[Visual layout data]
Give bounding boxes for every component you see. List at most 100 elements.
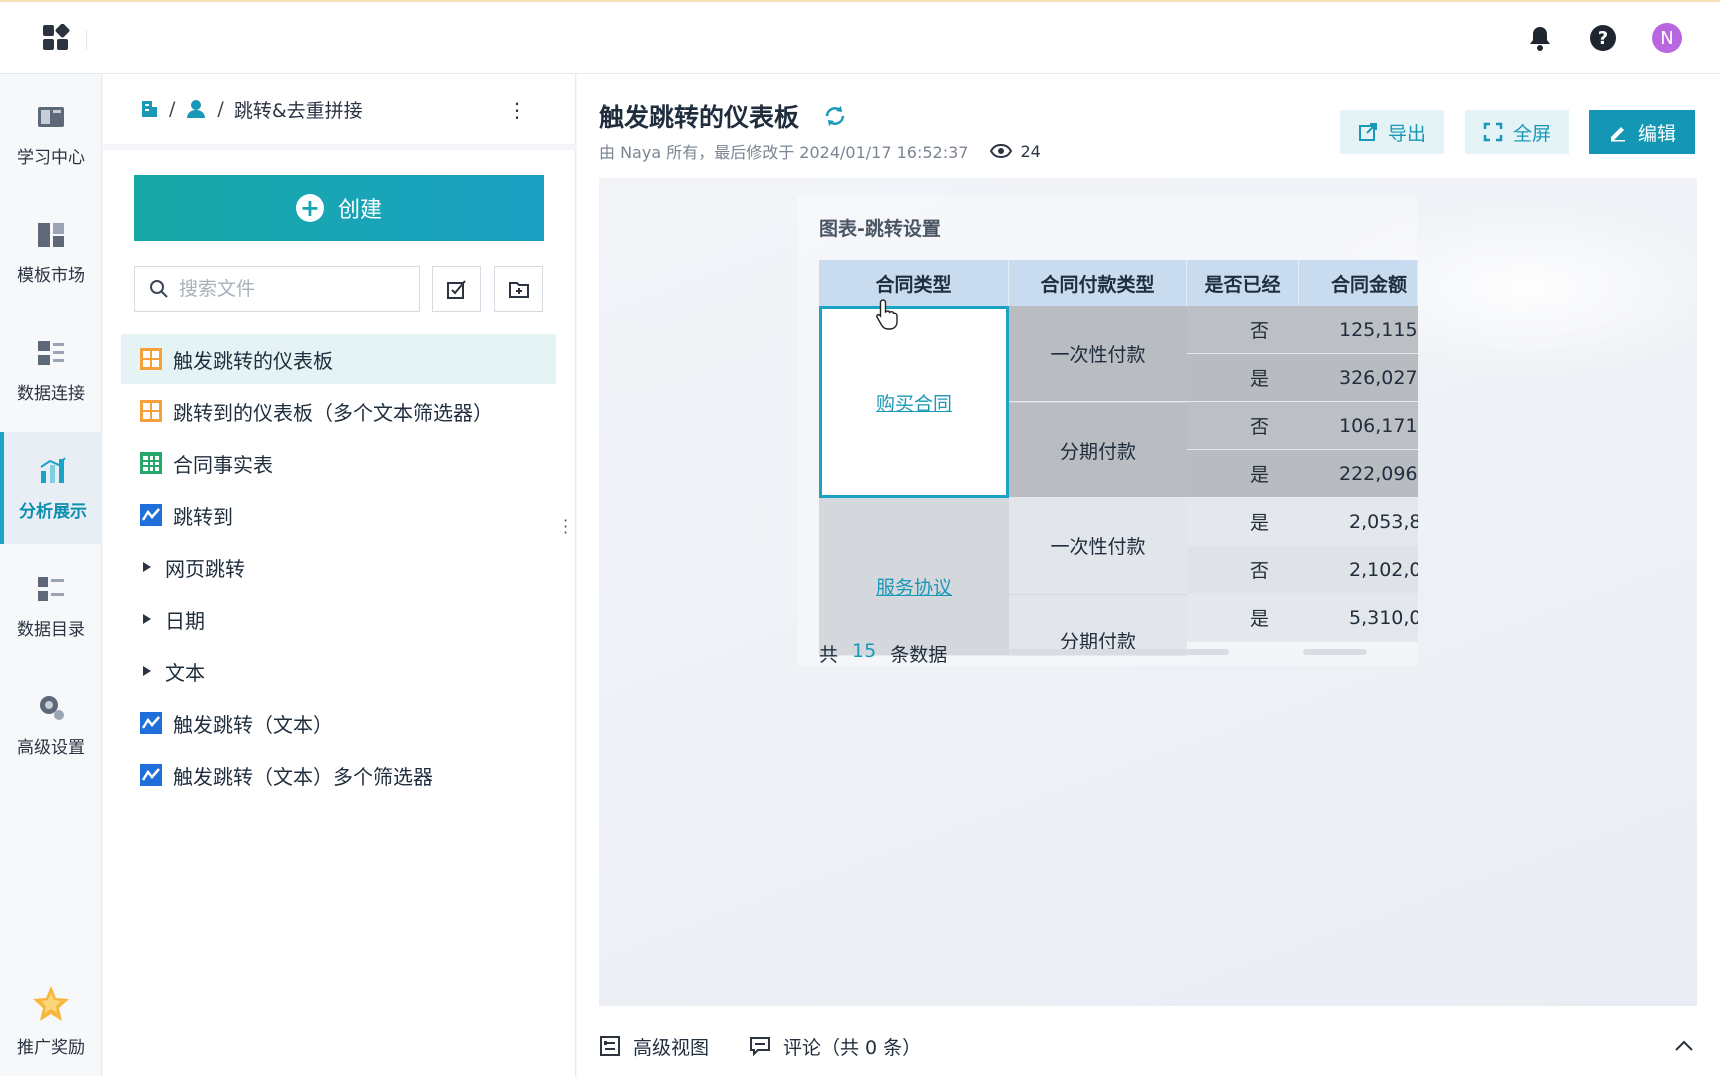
file-panel: / / 跳转&去重拼接 ⋮ + 创建 触发跳转的仪表板 跳转到的仪表板（多个文本… <box>103 74 576 1076</box>
svg-text:?: ? <box>1598 28 1608 49</box>
table-cell-amount: 222,096,0 <box>1299 450 1418 498</box>
tree-item-folder[interactable]: 网页跳转 <box>121 542 556 592</box>
advanced-view-label: 高级视图 <box>633 1036 710 1059</box>
user-avatar[interactable]: N <box>1651 22 1683 54</box>
more-options-icon[interactable]: ⋮ <box>507 98 527 122</box>
comments-button[interactable]: 评论（共 0 条） <box>749 1033 921 1060</box>
analysis-chart-icon <box>40 456 66 483</box>
edit-button[interactable]: 编辑 <box>1589 110 1695 154</box>
user-folder-icon[interactable] <box>185 99 207 119</box>
dashboard-main: 触发跳转的仪表板 由 Naya 所有，最后修改于 2024/01/17 16:5… <box>577 74 1720 1076</box>
export-icon <box>1358 123 1377 141</box>
line-chart-icon <box>140 712 162 734</box>
nav-data-connection[interactable]: 数据连接 <box>0 314 102 426</box>
create-button[interactable]: + 创建 <box>134 175 544 241</box>
grid-logo-icon[interactable] <box>42 24 70 52</box>
checkbox-edit-icon <box>446 280 466 299</box>
help-icon[interactable]: ? <box>1587 22 1619 54</box>
left-nav: 学习中心 模板市场 数据连接 分析展示 数据目录 高级设置 推广奖励 <box>0 74 102 1076</box>
tree-item-label: 跳转到的仪表板（多个文本筛选器） <box>173 400 493 425</box>
nav-data-catalog[interactable]: 数据目录 <box>0 550 102 662</box>
building-icon[interactable] <box>139 99 159 119</box>
table-cell-amount: 326,027,0 <box>1299 354 1418 402</box>
tree-item-label: 跳转到 <box>173 504 233 529</box>
contract-type-link[interactable]: 购买合同 <box>876 389 952 416</box>
view-count-value: 24 <box>1020 141 1041 161</box>
table-header: 合同类型 合同付款类型 是否已经 合同金额 <box>819 260 1418 306</box>
breadcrumb-current[interactable]: 跳转&去重拼接 <box>234 96 363 123</box>
column-header[interactable]: 合同付款类型 <box>1009 260 1187 306</box>
dashboard-icon <box>140 348 162 370</box>
tree-item-chart[interactable]: 触发跳转（文本） <box>121 698 556 748</box>
tree-item-folder[interactable]: 日期 <box>121 594 556 644</box>
new-folder-button[interactable] <box>494 266 543 312</box>
breadcrumb-separator: / <box>217 98 224 120</box>
advanced-view-icon <box>600 1036 620 1056</box>
nav-template-market[interactable]: 模板市场 <box>0 196 102 308</box>
edit-label: 编辑 <box>1637 122 1676 145</box>
table-cell-status: 否 <box>1187 402 1299 450</box>
record-count-prefix: 共 <box>819 644 839 666</box>
create-label: 创建 <box>337 198 382 223</box>
tree-item-chart[interactable]: 跳转到 <box>121 490 556 540</box>
caret-right-icon[interactable] <box>139 561 155 573</box>
advanced-view-button[interactable]: 高级视图 <box>599 1033 709 1060</box>
fullscreen-icon <box>1483 122 1503 142</box>
breadcrumb: / / 跳转&去重拼接 <box>103 74 576 150</box>
comment-icon <box>750 1037 771 1057</box>
table-cell-payment-type: 分期付款 <box>1009 402 1187 498</box>
column-header[interactable]: 合同类型 <box>819 260 1009 306</box>
table-cell-amount: 106,171,0 <box>1299 402 1418 450</box>
horizontal-scrollbar[interactable] <box>1303 649 1367 655</box>
table-cell-payment-type: 一次性付款 <box>1009 306 1187 402</box>
tree-item-folder[interactable]: 文本 <box>121 646 556 696</box>
comments-label: 评论（共 0 条） <box>783 1036 922 1059</box>
nav-analysis[interactable]: 分析展示 <box>0 432 102 544</box>
dashboard-title: 触发跳转的仪表板 <box>599 103 800 132</box>
nav-label: 高级设置 <box>17 737 85 758</box>
edit-pencil-icon <box>1610 127 1625 142</box>
caret-right-icon[interactable] <box>139 665 155 677</box>
contract-type-link[interactable]: 服务协议 <box>876 573 952 600</box>
table-cell-amount: 125,115,0 <box>1299 306 1418 354</box>
nav-label: 推广奖励 <box>17 1037 85 1058</box>
breadcrumb-separator: / <box>169 98 176 120</box>
tree-item-label: 网页跳转 <box>165 556 245 581</box>
horizontal-scrollbar[interactable] <box>1009 649 1229 655</box>
bell-icon[interactable] <box>1524 22 1556 54</box>
pivot-table: 合同类型 合同付款类型 是否已经 合同金额 购买合同 一次性付款 分期付款 否 … <box>819 260 1418 656</box>
nav-label: 数据目录 <box>17 619 85 640</box>
tree-item-chart[interactable]: 触发跳转（文本）多个筛选器 <box>121 750 556 800</box>
nav-learning-center[interactable]: 学习中心 <box>0 78 102 190</box>
table-cell-payment-type: 一次性付款 <box>1009 498 1187 594</box>
search-input[interactable] <box>179 278 409 300</box>
table-cell-payment-type: 分期付款 <box>1009 594 1187 656</box>
table-cell-status: 是 <box>1187 354 1299 402</box>
batch-select-button[interactable] <box>432 266 481 312</box>
dashboard-meta: 由 Naya 所有，最后修改于 2024/01/17 16:52:37 24 <box>599 139 1041 163</box>
panel-resize-handle[interactable]: · · · <box>563 513 568 541</box>
fullscreen-button[interactable]: 全屏 <box>1465 110 1569 154</box>
tree-item-dashboard[interactable]: 触发跳转的仪表板 <box>121 334 556 384</box>
nav-advanced-settings[interactable]: 高级设置 <box>0 668 102 780</box>
refresh-icon[interactable] <box>823 104 847 128</box>
nav-promo-reward[interactable]: 推广奖励 <box>0 964 102 1076</box>
eye-icon <box>990 144 1013 158</box>
data-catalog-icon <box>38 576 64 601</box>
column-header[interactable]: 合同金额 <box>1299 260 1418 306</box>
table-cell-contract-type[interactable]: 购买合同 <box>819 306 1009 498</box>
caret-right-icon[interactable] <box>139 613 155 625</box>
tree-item-dashboard[interactable]: 跳转到的仪表板（多个文本筛选器） <box>121 386 556 436</box>
record-count: 共 15 条数据 <box>819 640 947 667</box>
hand-cursor-icon <box>876 299 898 330</box>
tree-item-table[interactable]: 合同事实表 <box>121 438 556 488</box>
data-connection-icon <box>38 340 64 365</box>
table-cell-contract-type[interactable]: 服务协议 <box>819 498 1009 656</box>
chevron-up-icon[interactable] <box>1674 1040 1694 1052</box>
table-cell-status: 否 <box>1187 546 1299 594</box>
nav-label: 分析展示 <box>19 501 87 522</box>
export-button[interactable]: 导出 <box>1340 110 1444 154</box>
plus-icon: + <box>295 194 324 222</box>
column-header[interactable]: 是否已经 <box>1187 260 1299 306</box>
dashboard-title-row: 触发跳转的仪表板 <box>599 98 847 134</box>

**Stated task**
Arrange every line of the data above as a Markdown table with the columns Row and Entry, numbering the rows in order and skipping blank lines. Leave out the pictures.

**Full response**
| Row | Entry |
|---|---|
| 1 | Give bounding boxes for every component you see. List at most 100 elements. |
| 2 | file-panel: / / 跳转&去重拼接 ⋮ + 创建 触发跳转的仪表板 跳转到的仪表板（多个文本… <box>103 74 576 1076</box> |
| 3 | svg-text:?: ? <box>1598 28 1608 49</box> |
| 4 | table-cell-amount: 222,096,0 <box>1299 450 1418 498</box> |
| 5 | tree-item-folder[interactable]: 网页跳转 <box>121 542 556 592</box> |
| 6 | advanced-view-label: 高级视图 <box>633 1036 710 1059</box> |
| 7 | user-avatar[interactable]: N <box>1651 22 1683 54</box> |
| 8 | more-options-icon[interactable]: ⋮ <box>507 98 527 122</box> |
| 9 | comments-button[interactable]: 评论（共 0 条） <box>749 1033 921 1060</box> |
| 10 | analysis-chart-icon <box>40 456 66 483</box> |
| 11 | edit-button[interactable]: 编辑 <box>1589 110 1695 154</box> |
| 12 | user-folder-icon[interactable] <box>185 99 207 119</box> |
| 13 | dashboard-main: 触发跳转的仪表板 由 Naya 所有，最后修改于 2024/01/17 16:5… <box>577 74 1720 1076</box> |
| 14 | export-icon <box>1358 123 1377 141</box> |
| 15 | line-chart-icon <box>140 712 162 734</box> |
| 16 | nav-data-connection[interactable]: 数据连接 <box>0 314 102 426</box> |
| 17 | create-button[interactable]: + 创建 <box>134 175 544 241</box> |
| 18 | grid-logo-icon[interactable] <box>42 24 70 52</box> |
| 19 | checkbox-edit-icon <box>446 280 466 299</box> |
| 20 | help-icon[interactable]: ? <box>1587 22 1619 54</box> |
| 21 | left-nav: 学习中心 模板市场 数据连接 分析展示 数据目录 高级设置 推广奖励 <box>0 74 102 1076</box> |
| 22 | tree-item-label: 跳转到的仪表板（多个文本筛选器） <box>173 400 493 425</box> |
| 23 | nav-data-catalog[interactable]: 数据目录 <box>0 550 102 662</box> |
| 24 | building-icon[interactable] <box>139 99 159 119</box> |
| 25 | table-cell-amount: 326,027,0 <box>1299 354 1418 402</box> |
| 26 | tree-item-label: 跳转到 <box>173 504 233 529</box> |
| 27 | contract-type-link[interactable]: 购买合同 <box>876 389 952 416</box> |
| 28 | view-count-value: 24 <box>1020 141 1041 161</box> |
| 29 | table-header: 合同类型 合同付款类型 是否已经 合同金额 <box>819 260 1418 306</box> |
| 30 | breadcrumb-current[interactable]: 跳转&去重拼接 <box>234 96 363 123</box> |
| 31 | column-header[interactable]: 合同付款类型 <box>1009 260 1187 306</box> |
| 32 | dashboard-icon <box>140 348 162 370</box> |
| 33 | tree-item-chart[interactable]: 触发跳转（文本） <box>121 698 556 748</box> |
| 34 | tree-item-folder[interactable]: 日期 <box>121 594 556 644</box> |
| 35 | new-folder-button[interactable] <box>494 266 543 312</box> |
| 36 | breadcrumb-separator: / <box>217 98 224 120</box> |
| 37 | advanced-view-icon <box>600 1036 620 1056</box> |
| 38 | nav-template-market[interactable]: 模板市场 <box>0 196 102 308</box> |
| 39 | edit-label: 编辑 <box>1637 122 1676 145</box> |
| 40 | table-cell-status: 否 <box>1187 402 1299 450</box> |
| 41 | record-count-prefix: 共 <box>819 644 839 666</box> |
| 42 | create-label: 创建 <box>337 198 382 223</box> |
| 43 | tree-item-chart[interactable]: 跳转到 <box>121 490 556 540</box> |
| 44 | caret-right-icon[interactable] <box>139 561 155 573</box> |
| 45 | advanced-view-button[interactable]: 高级视图 <box>599 1033 709 1060</box> |
| 46 | fullscreen-icon <box>1483 122 1503 142</box> |
| 47 | breadcrumb: / / 跳转&去重拼接 <box>103 74 576 150</box> |
| 48 | comment-icon <box>750 1037 771 1057</box> |
| 49 | table-cell-payment-type: 分期付款 <box>1009 402 1187 498</box> |
| 50 | column-header[interactable]: 合同类型 <box>819 260 1009 306</box> |
| 51 | table-cell-amount: 106,171,0 <box>1299 402 1418 450</box> |
| 52 | horizontal-scrollbar[interactable] <box>1303 649 1367 655</box> |
| 53 | table-cell-payment-type: 一次性付款 <box>1009 306 1187 402</box> |
| 54 | tree-item-folder[interactable]: 文本 <box>121 646 556 696</box> |
| 55 | comments-label: 评论（共 0 条） <box>783 1036 922 1059</box> |
| 56 | nav-analysis[interactable]: 分析展示 <box>0 432 102 544</box> |
| 57 | dashboard-title: 触发跳转的仪表板 <box>599 103 800 132</box> |
| 58 | nav-label: 高级设置 <box>17 737 85 758</box> |
| 59 | edit-pencil-icon <box>1610 127 1625 142</box> |
| 60 | caret-right-icon[interactable] <box>139 665 155 677</box> |
| 61 | contract-type-link[interactable]: 服务协议 <box>876 573 952 600</box> |
| 62 | table-cell-amount: 125,115,0 <box>1299 306 1418 354</box> |
| 63 | nav-label: 推广奖励 <box>17 1037 85 1058</box> |
| 64 | breadcrumb-separator: / <box>169 98 176 120</box> |
| 65 | tree-item-label: 网页跳转 <box>165 556 245 581</box> |
| 66 | horizontal-scrollbar[interactable] <box>1009 649 1229 655</box> |
| 67 | bell-icon[interactable] <box>1524 22 1556 54</box> |
| 68 | pivot-table: 合同类型 合同付款类型 是否已经 合同金额 购买合同 一次性付款 分期付款 否 … <box>819 260 1418 656</box> |
| 69 | nav-label: 数据目录 <box>17 619 85 640</box> |
| 70 | tree-item-chart[interactable]: 触发跳转（文本）多个筛选器 <box>121 750 556 800</box> |
| 71 | nav-learning-center[interactable]: 学习中心 <box>0 78 102 190</box> |
| 72 | table-cell-payment-type: 一次性付款 <box>1009 498 1187 594</box> |
| 73 | search-input[interactable] <box>179 278 409 300</box> |
| 74 | table-cell-payment-type: 分期付款 <box>1009 594 1187 656</box> |
| 75 | table-cell-status: 是 <box>1187 354 1299 402</box> |
| 76 | batch-select-button[interactable] <box>432 266 481 312</box> |
| 77 | dashboard-meta: 由 Naya 所有，最后修改于 2024/01/17 16:52:37 24 <box>599 139 1041 163</box> |
| 78 | panel-resize-handle[interactable]: · · · <box>563 513 568 541</box> |
| 79 | fullscreen-button[interactable]: 全屏 <box>1465 110 1569 154</box> |
| 80 | tree-item-dashboard[interactable]: 触发跳转的仪表板 <box>121 334 556 384</box> |
| 81 | nav-advanced-settings[interactable]: 高级设置 <box>0 668 102 780</box> |
| 82 | refresh-icon[interactable] <box>823 104 847 128</box> |
| 83 | nav-promo-reward[interactable]: 推广奖励 <box>0 964 102 1076</box> |
| 84 | eye-icon <box>990 144 1013 158</box> |
| 85 | data-catalog-icon <box>38 576 64 601</box> |
| 86 | column-header[interactable]: 合同金额 <box>1299 260 1418 306</box> |
| 87 | table-cell-contract-type[interactable]: 购买合同 <box>819 306 1009 498</box> |
| 88 | caret-right-icon[interactable] <box>139 613 155 625</box> |
| 89 | tree-item-dashboard[interactable]: 跳转到的仪表板（多个文本筛选器） <box>121 386 556 436</box> |
| 90 | record-count: 共 15 条数据 <box>819 640 947 667</box> |
| 91 | hand-cursor-icon <box>876 299 898 330</box> |
| 92 | tree-item-table[interactable]: 合同事实表 <box>121 438 556 488</box> |
| 93 | data-connection-icon <box>38 340 64 365</box> |
| 94 | table-cell-contract-type[interactable]: 服务协议 <box>819 498 1009 656</box> |
| 95 | chevron-up-icon[interactable] <box>1674 1040 1694 1052</box> |
| 96 | table-cell-status: 否 <box>1187 546 1299 594</box> |
| 97 | nav-label: 分析展示 <box>19 501 87 522</box> |
| 98 | export-button[interactable]: 导出 <box>1340 110 1444 154</box> |
| 99 | plus-icon: + <box>295 194 324 222</box> |
| 100 | column-header[interactable]: 是否已经 <box>1187 260 1299 306</box> |
| 101 | dashboard-title-row: 触发跳转的仪表板 <box>599 98 847 134</box> |